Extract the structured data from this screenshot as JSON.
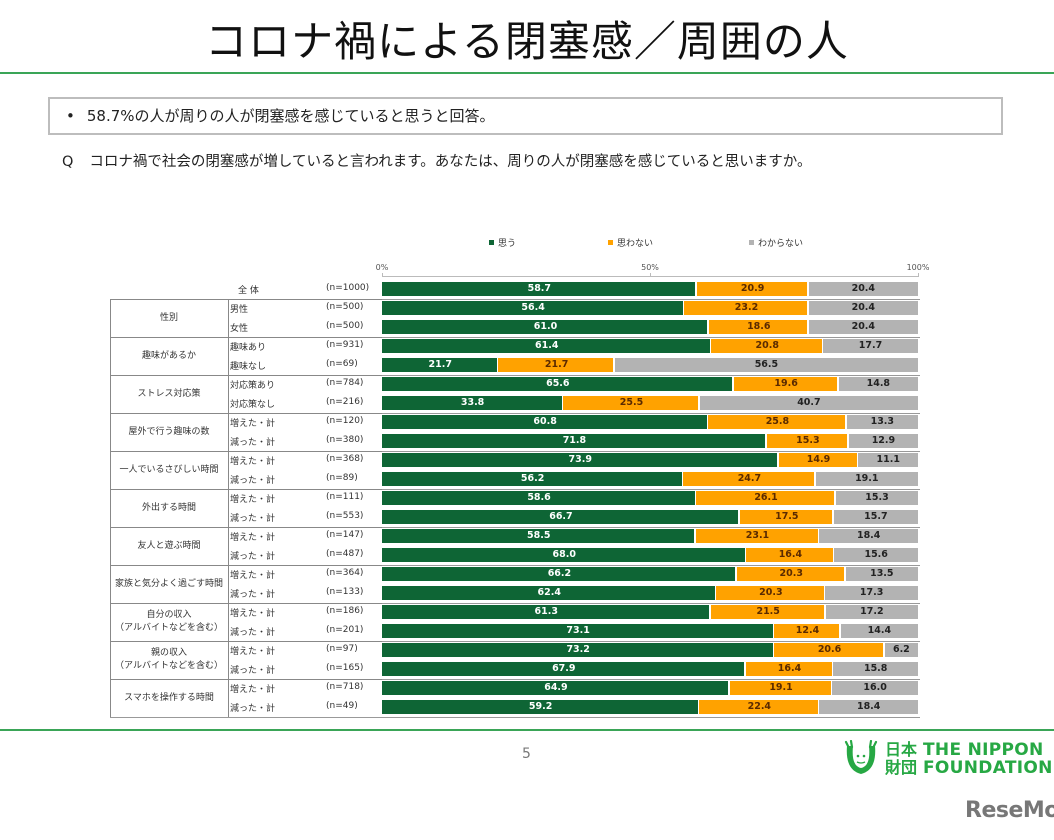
{
  "header": {
    "title": "コロナ禍による閉塞感／周囲の人"
  },
  "summary": {
    "bullet": "•",
    "text": "58.7%の人が周りの人が閉塞感を感じていると思うと回答。"
  },
  "question": {
    "prefix": "Q",
    "text": "コロナ禍で社会の閉塞感が増していると言われます。あなたは、周りの人が閉塞感を感じていると思いますか。"
  },
  "footer": {
    "page_number": "5",
    "logo_kanji_top": "日本",
    "logo_kanji_bottom": "財団",
    "logo_en_top": "THE NIPPON",
    "logo_en_bottom": "FOUNDATION",
    "watermark": "ReseMom"
  },
  "colors": {
    "think": "#0e6535",
    "not_think": "#ffa200",
    "unknown": "#b3b3b3",
    "accent_line": "#3aa557",
    "logo_green": "#27a844"
  },
  "chart_data": {
    "type": "bar",
    "orientation": "horizontal",
    "stacked": true,
    "normalized": true,
    "title": "",
    "xlabel": "",
    "ylabel": "",
    "xlim": [
      0,
      100
    ],
    "x_ticks": [
      "0%",
      "50%",
      "100%"
    ],
    "legend": {
      "position": "top",
      "entries": [
        "思う",
        "思わない",
        "わからない"
      ]
    },
    "series_names": [
      "思う",
      "思わない",
      "わからない"
    ],
    "groups": [
      {
        "label": "",
        "rows": [
          {
            "label": "全 体",
            "n": "(n=1000)",
            "values": [
              58.7,
              20.9,
              20.4
            ]
          }
        ]
      },
      {
        "label": "性別",
        "rows": [
          {
            "label": "男性",
            "n": "(n=500)",
            "values": [
              56.4,
              23.2,
              20.4
            ]
          },
          {
            "label": "女性",
            "n": "(n=500)",
            "values": [
              61.0,
              18.6,
              20.4
            ]
          }
        ]
      },
      {
        "label": "趣味があるか",
        "rows": [
          {
            "label": "趣味あり",
            "n": "(n=931)",
            "values": [
              61.4,
              20.8,
              17.7
            ]
          },
          {
            "label": "趣味なし",
            "n": "(n=69)",
            "values": [
              21.7,
              21.7,
              56.5
            ]
          }
        ]
      },
      {
        "label": "ストレス対応策",
        "rows": [
          {
            "label": "対応策あり",
            "n": "(n=784)",
            "values": [
              65.6,
              19.6,
              14.8
            ]
          },
          {
            "label": "対応策なし",
            "n": "(n=216)",
            "values": [
              33.8,
              25.5,
              40.7
            ]
          }
        ]
      },
      {
        "label": "屋外で行う趣味の数",
        "rows": [
          {
            "label": "増えた・計",
            "n": "(n=120)",
            "values": [
              60.8,
              25.8,
              13.3
            ]
          },
          {
            "label": "減った・計",
            "n": "(n=380)",
            "values": [
              71.8,
              15.3,
              12.9
            ]
          }
        ]
      },
      {
        "label": "一人でいるさびしい時間",
        "rows": [
          {
            "label": "増えた・計",
            "n": "(n=368)",
            "values": [
              73.9,
              14.9,
              11.1
            ]
          },
          {
            "label": "減った・計",
            "n": "(n=89)",
            "values": [
              56.2,
              24.7,
              19.1
            ]
          }
        ]
      },
      {
        "label": "外出する時間",
        "rows": [
          {
            "label": "増えた・計",
            "n": "(n=111)",
            "values": [
              58.6,
              26.1,
              15.3
            ]
          },
          {
            "label": "減った・計",
            "n": "(n=553)",
            "values": [
              66.7,
              17.5,
              15.7
            ]
          }
        ]
      },
      {
        "label": "友人と遊ぶ時間",
        "rows": [
          {
            "label": "増えた・計",
            "n": "(n=147)",
            "values": [
              58.5,
              23.1,
              18.4
            ]
          },
          {
            "label": "減った・計",
            "n": "(n=487)",
            "values": [
              68.0,
              16.4,
              15.6
            ]
          }
        ]
      },
      {
        "label": "家族と気分よく過ごす時間",
        "rows": [
          {
            "label": "増えた・計",
            "n": "(n=364)",
            "values": [
              66.2,
              20.3,
              13.5
            ]
          },
          {
            "label": "減った・計",
            "n": "(n=133)",
            "values": [
              62.4,
              20.3,
              17.3
            ]
          }
        ]
      },
      {
        "label": "自分の収入\n（アルバイトなどを含む）",
        "rows": [
          {
            "label": "増えた・計",
            "n": "(n=186)",
            "values": [
              61.3,
              21.5,
              17.2
            ]
          },
          {
            "label": "減った・計",
            "n": "(n=201)",
            "values": [
              73.1,
              12.4,
              14.4
            ]
          }
        ]
      },
      {
        "label": "親の収入\n（アルバイトなどを含む）",
        "rows": [
          {
            "label": "増えた・計",
            "n": "(n=97)",
            "values": [
              73.2,
              20.6,
              6.2
            ]
          },
          {
            "label": "減った・計",
            "n": "(n=165)",
            "values": [
              67.9,
              16.4,
              15.8
            ]
          }
        ]
      },
      {
        "label": "スマホを操作する時間",
        "rows": [
          {
            "label": "増えた・計",
            "n": "(n=718)",
            "values": [
              64.9,
              19.1,
              16.0
            ]
          },
          {
            "label": "減った・計",
            "n": "(n=49)",
            "values": [
              59.2,
              22.4,
              18.4
            ]
          }
        ]
      }
    ]
  }
}
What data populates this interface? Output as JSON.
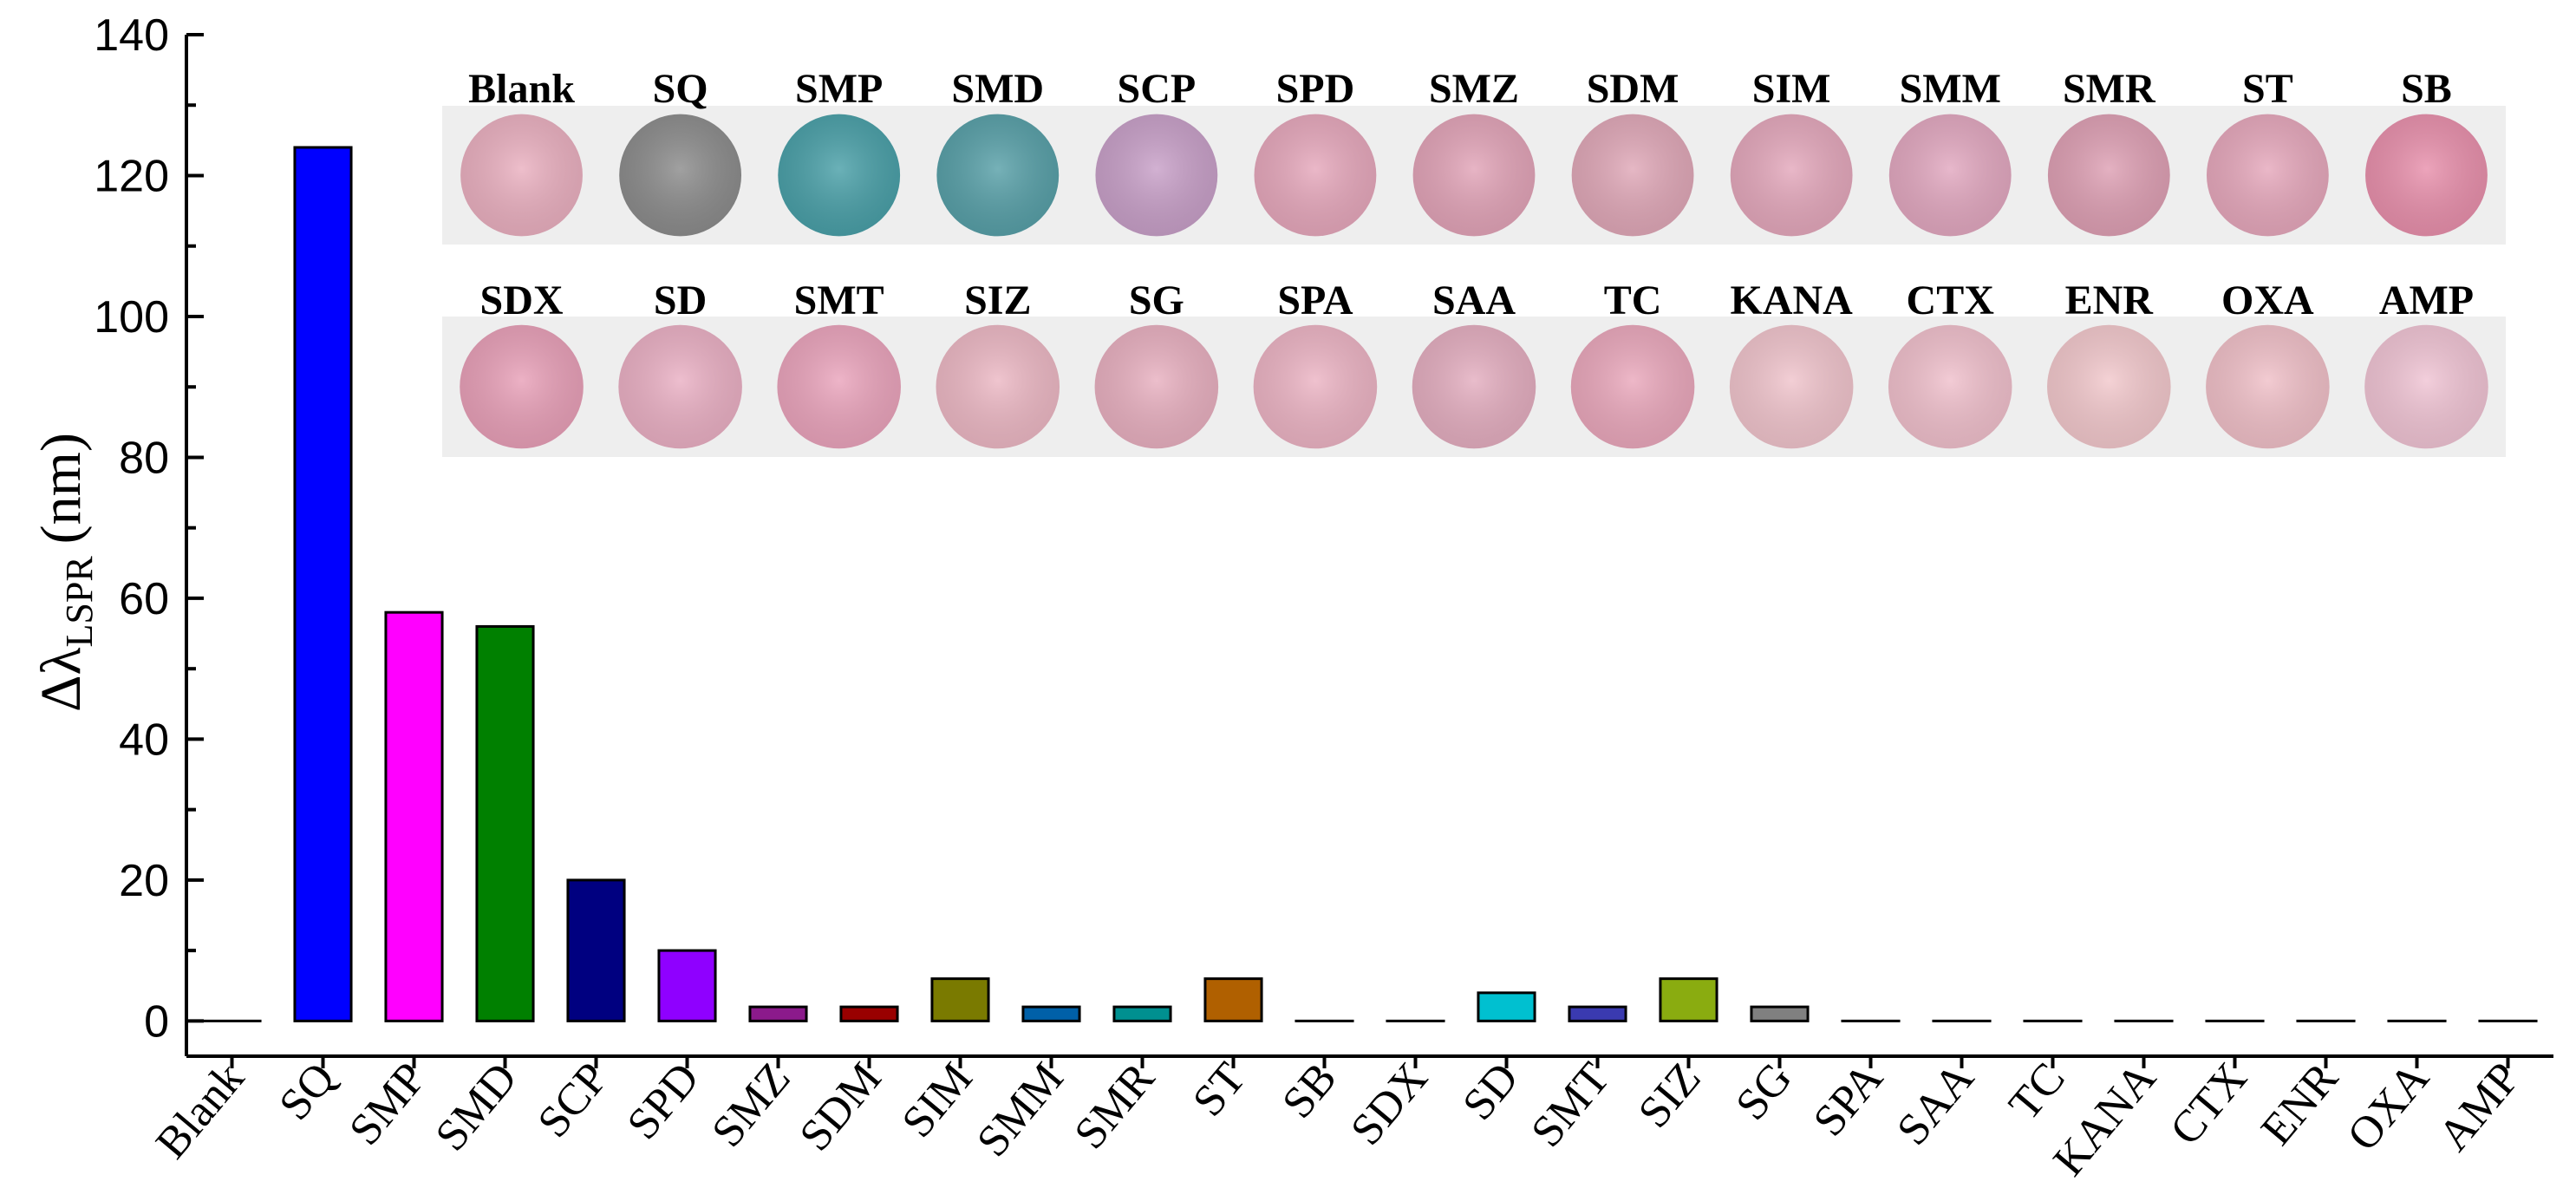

◆ **DESCRIPTION OF THE TASK**: Lines that include the word "text" are to be extracted from the data above.

◆ **TASK RESPONSE**:
    "text": "58.7%の人が周りの人が閉塞感を感じていると思うと回答。"
    "text": "コロナ禍で社会の閉塞感が増していると言われます。あなたは、周りの人が閉塞感を感じていると思いますか。"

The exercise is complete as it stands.